Texto del ejercicio:
<<<<

En ucraniano dice el título que la vida vencerá a la muerte. Se pronuncia algo así como zitia peremoze smert. Miles de hijos de ucranianos de Misiones podrán mejorarlo, si es que todavía conservan su idioma. Confieso que lo tomé, letra por letra, de la portada de la edición internacional de la revista Time de esta semana. Citan a Volodymir Zelensky, el presidente de Ucrania, que también dijo que la luz vencerá a las tinieblas. Que la luz vence a la oscuridad lo experimentamos cada vez que la prendemos, pero para quienes creen que la muerte es el final, la vida pierde siempre porque a todos nos alcanza, por mucho que corramos.
No deja de sorprender que en pleno siglo XXI un país haya invadido a otro. Pero más sorprende que lo haga a sangre y fuego, destruyendo todo lo que encuentra a su paso, que es una señal de castigo y no un acto posesorio (algún oligarca ruso estará calculando los negocios de la reconstrucción). Se entiende ahora la ordalía, el juicio de Dios, al que se sometían a veces los reyes de la antigüedad y hasta la Edad Media. ¿Porqué hacer sufrir a los pueblos si los que están peleados son sus gobernantes? ¡Mátense entre ustedes y déjennos en paz! al final, nos da lo mismo que nos mande uno u otro: son todos muy parecidos...

>>>>

(Registros de una colección)
<<<<

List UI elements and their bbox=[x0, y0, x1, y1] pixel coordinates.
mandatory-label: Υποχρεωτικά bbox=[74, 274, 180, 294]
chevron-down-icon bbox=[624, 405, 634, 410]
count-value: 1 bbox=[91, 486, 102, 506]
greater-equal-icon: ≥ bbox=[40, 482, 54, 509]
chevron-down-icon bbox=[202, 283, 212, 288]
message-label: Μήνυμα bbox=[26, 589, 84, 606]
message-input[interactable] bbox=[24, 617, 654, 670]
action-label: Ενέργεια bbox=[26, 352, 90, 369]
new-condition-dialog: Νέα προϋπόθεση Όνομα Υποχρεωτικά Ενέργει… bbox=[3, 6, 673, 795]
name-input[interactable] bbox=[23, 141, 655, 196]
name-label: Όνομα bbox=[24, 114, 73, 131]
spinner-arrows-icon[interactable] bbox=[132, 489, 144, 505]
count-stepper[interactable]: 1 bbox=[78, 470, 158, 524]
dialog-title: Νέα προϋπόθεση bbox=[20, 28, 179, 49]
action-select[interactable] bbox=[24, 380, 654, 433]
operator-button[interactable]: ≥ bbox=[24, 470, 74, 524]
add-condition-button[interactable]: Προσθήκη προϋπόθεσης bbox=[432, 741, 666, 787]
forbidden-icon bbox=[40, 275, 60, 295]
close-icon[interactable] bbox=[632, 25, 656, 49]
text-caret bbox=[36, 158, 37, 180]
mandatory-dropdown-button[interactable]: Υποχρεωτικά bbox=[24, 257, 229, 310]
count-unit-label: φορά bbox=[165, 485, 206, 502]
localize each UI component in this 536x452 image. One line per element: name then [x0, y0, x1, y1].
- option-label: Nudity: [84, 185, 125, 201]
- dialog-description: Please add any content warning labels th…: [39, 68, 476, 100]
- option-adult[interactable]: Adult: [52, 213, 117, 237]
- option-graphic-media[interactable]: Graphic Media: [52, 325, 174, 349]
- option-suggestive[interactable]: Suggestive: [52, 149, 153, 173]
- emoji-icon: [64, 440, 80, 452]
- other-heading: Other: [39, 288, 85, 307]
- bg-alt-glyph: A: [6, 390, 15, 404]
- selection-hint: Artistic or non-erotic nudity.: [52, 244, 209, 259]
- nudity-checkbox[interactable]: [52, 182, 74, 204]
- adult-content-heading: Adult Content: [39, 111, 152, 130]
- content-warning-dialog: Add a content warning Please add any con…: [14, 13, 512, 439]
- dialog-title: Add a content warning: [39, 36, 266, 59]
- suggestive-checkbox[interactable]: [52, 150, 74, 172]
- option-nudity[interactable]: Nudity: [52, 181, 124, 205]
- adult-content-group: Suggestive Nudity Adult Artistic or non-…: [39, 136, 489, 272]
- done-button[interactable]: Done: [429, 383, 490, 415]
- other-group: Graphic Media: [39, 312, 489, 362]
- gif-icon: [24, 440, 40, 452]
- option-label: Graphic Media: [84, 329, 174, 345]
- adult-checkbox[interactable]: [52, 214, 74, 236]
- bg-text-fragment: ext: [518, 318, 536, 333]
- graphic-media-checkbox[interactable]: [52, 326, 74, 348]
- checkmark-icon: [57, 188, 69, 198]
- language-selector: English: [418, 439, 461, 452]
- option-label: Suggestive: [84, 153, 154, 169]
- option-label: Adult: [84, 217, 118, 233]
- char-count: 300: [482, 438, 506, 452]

>>>>

Preguntas:
- 1) En el texto sobre la invasión de Ucrania, ¿de dónde se tomó, letra por letra, la frase ucraniana del título?
- 2) Prosigue el texto sobre la invasión de Ucrania a partir de su última oración.

Resultados por tarea:
- 1) De la portada de la edición internacional de la revista Time de esa semana.

- 2)
Cualquier manual de estrategia explica que solo se puede atacar de frente al enemigo cuando la superioridad es aplastante. De ese modo se ahorra tiempo, que puede ser un factor clave. En cambio, la estrategia de la aproximación indirecta establece que siempre hay que buscar los flancos del enemigo: derrotarlo en escaramuzas, dejarlo sin suministros, matar al cacique... En el ataque de frente las pérdidas serán cuantiosas; en cambio por los flancos se pierde tiempo pero se ahorran combatientes y armamento. Aquí se terminó mi ciencia de la estrategia, pero diría, por las noticias que sigo, que las tropas rusas están intentando el ataque frontal amparadas en su enorme superioridad y que no pretenden quedarse en Ucrania: solo someterla como un violador a su víctima. Mala idea, que está dejando a Putin y a Rusia en soledad frente a un mundo consternado por la violencia atroz de su avance por un país que nunca fue enemigo. Ahora está claro que más que la defensa de los prorrusos del Dombás, lo que Putin quiere es convertir a Ucrania en un protectorado, con un presidente títere como Aleksandr Lukashenko en Bielorrusia.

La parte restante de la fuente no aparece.